EXCERPTED DATA:
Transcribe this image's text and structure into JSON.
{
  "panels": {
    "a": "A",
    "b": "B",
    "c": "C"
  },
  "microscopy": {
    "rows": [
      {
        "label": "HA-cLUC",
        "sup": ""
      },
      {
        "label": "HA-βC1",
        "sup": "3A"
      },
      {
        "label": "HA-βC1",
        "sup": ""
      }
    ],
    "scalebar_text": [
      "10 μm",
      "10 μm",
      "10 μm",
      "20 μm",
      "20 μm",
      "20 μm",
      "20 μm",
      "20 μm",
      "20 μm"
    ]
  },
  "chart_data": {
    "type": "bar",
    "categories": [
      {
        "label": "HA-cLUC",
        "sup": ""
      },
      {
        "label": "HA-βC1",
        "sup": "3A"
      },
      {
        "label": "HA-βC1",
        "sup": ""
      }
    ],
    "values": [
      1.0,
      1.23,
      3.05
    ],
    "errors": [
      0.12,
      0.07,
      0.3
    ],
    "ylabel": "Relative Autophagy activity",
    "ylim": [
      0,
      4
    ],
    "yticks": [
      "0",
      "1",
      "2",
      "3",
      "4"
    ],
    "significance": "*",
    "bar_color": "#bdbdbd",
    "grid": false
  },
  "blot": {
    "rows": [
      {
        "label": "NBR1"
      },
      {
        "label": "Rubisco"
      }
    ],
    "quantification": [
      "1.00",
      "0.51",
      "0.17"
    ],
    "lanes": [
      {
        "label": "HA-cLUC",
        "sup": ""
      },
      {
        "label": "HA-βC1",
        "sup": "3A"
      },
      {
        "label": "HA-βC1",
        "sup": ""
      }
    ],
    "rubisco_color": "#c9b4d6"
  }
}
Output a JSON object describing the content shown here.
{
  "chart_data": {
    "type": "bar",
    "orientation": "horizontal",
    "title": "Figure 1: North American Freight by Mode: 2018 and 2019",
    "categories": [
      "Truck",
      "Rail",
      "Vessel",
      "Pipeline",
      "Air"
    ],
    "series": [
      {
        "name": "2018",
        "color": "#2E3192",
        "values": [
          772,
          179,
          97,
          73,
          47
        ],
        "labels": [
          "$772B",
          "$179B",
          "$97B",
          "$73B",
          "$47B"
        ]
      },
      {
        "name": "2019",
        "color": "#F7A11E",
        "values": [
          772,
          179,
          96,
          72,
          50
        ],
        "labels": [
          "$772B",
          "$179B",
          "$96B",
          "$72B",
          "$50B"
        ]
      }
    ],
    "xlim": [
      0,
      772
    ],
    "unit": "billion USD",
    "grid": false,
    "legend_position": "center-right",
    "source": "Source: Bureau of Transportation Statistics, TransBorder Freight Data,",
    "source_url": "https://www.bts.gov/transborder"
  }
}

WHAT YOU WILL DO:
From the first line to the last, retype the data exactly.

WORKED SOLUTION:
Transcribe this image's text and structure into JSON.
{
  "panels": {
    "a": "A",
    "b": "B",
    "c": "C"
  },
  "microscopy": {
    "rows": [
      {
        "label": "HA-cLUC",
        "sup": ""
      },
      {
        "label": "HA-βC1",
        "sup": "3A"
      },
      {
        "label": "HA-βC1",
        "sup": ""
      }
    ],
    "scalebar_text": [
      "10 μm",
      "10 μm",
      "10 μm",
      "20 μm",
      "20 μm",
      "20 μm",
      "20 μm",
      "20 μm",
      "20 μm"
    ]
  },
  "chart_data": {
    "type": "bar",
    "categories": [
      {
        "label": "HA-cLUC",
        "sup": ""
      },
      {
        "label": "HA-βC1",
        "sup": "3A"
      },
      {
        "label": "HA-βC1",
        "sup": ""
      }
    ],
    "values": [
      1.0,
      1.23,
      3.05
    ],
    "errors": [
      0.12,
      0.07,
      0.3
    ],
    "ylabel": "Relative Autophagy activity",
    "ylim": [
      0,
      4
    ],
    "yticks": [
      "0",
      "1",
      "2",
      "3",
      "4"
    ],
    "significance": "*",
    "bar_color": "#bdbdbd",
    "grid": false
  },
  "blot": {
    "rows": [
      {
        "label": "NBR1"
      },
      {
        "label": "Rubisco"
      }
    ],
    "quantification": [
      "1.00",
      "0.51",
      "0.17"
    ],
    "lanes": [
      {
        "label": "HA-cLUC",
        "sup": ""
      },
      {
        "label": "HA-βC1",
        "sup": "3A"
      },
      {
        "label": "HA-βC1",
        "sup": ""
      }
    ],
    "rubisco_color": "#c9b4d6"
  }
}
Output a JSON object describing the content shown here.
{
  "chart_data": {
    "type": "bar",
    "orientation": "horizontal",
    "title": "Figure 1: North American Freight by Mode: 2018 and 2019",
    "categories": [
      "Truck",
      "Rail",
      "Vessel",
      "Pipeline",
      "Air"
    ],
    "series": [
      {
        "name": "2018",
        "color": "#2E3192",
        "values": [
          772,
          179,
          97,
          73,
          47
        ],
        "labels": [
          "$772B",
          "$179B",
          "$97B",
          "$73B",
          "$47B"
        ]
      },
      {
        "name": "2019",
        "color": "#F7A11E",
        "values": [
          772,
          179,
          96,
          72,
          50
        ],
        "labels": [
          "$772B",
          "$179B",
          "$96B",
          "$72B",
          "$50B"
        ]
      }
    ],
    "xlim": [
      0,
      772
    ],
    "unit": "billion USD",
    "grid": false,
    "legend_position": "center-right",
    "source": "Source: Bureau of Transportation Statistics, TransBorder Freight Data,",
    "source_url": "https://www.bts.gov/transborder"
  }
}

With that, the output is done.